### Set exercise
Restate the entries below verbatim.

─── Data entries

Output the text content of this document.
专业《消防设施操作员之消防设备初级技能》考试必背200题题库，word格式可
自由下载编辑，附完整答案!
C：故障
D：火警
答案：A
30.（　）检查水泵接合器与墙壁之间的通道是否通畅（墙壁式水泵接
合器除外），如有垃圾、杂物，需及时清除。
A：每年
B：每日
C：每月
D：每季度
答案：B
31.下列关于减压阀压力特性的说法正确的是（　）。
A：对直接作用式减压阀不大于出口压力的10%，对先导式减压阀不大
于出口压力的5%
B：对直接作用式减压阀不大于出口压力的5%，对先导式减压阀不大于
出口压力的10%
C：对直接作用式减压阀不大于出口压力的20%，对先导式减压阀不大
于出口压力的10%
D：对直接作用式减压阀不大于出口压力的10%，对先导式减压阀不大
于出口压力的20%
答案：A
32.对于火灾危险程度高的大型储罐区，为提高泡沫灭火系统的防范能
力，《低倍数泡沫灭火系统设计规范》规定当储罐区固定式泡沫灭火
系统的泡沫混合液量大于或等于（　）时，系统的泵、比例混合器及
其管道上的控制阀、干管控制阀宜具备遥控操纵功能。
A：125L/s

──────

### Answer to this exercise
Output the text content of this document.
专业《消防设施操作员之消防设备初级技能》考试必背200题题库，word格式可
自由下载编辑，附完整答案!
C：故障
D：火警
答案：A
30.（　）检查水泵接合器与墙壁之间的通道是否通畅（墙壁式水泵接
合器除外），如有垃圾、杂物，需及时清除。
A：每年
B：每日
C：每月
D：每季度
答案：B
31.下列关于减压阀压力特性的说法正确的是（　）。
A：对直接作用式减压阀不大于出口压力的10%，对先导式减压阀不大
于出口压力的5%
B：对直接作用式减压阀不大于出口压力的5%，对先导式减压阀不大于
出口压力的10%
C：对直接作用式减压阀不大于出口压力的20%，对先导式减压阀不大
于出口压力的10%
D：对直接作用式减压阀不大于出口压力的10%，对先导式减压阀不大
于出口压力的20%
答案：A
32.对于火灾危险程度高的大型储罐区，为提高泡沫灭火系统的防范能
力，《低倍数泡沫灭火系统设计规范》规定当储罐区固定式泡沫灭火
系统的泡沫混合液量大于或等于（　）时，系统的泵、比例混合器及
其管道上的控制阀、干管控制阀宜具备遥控操纵功能。
A：125L/s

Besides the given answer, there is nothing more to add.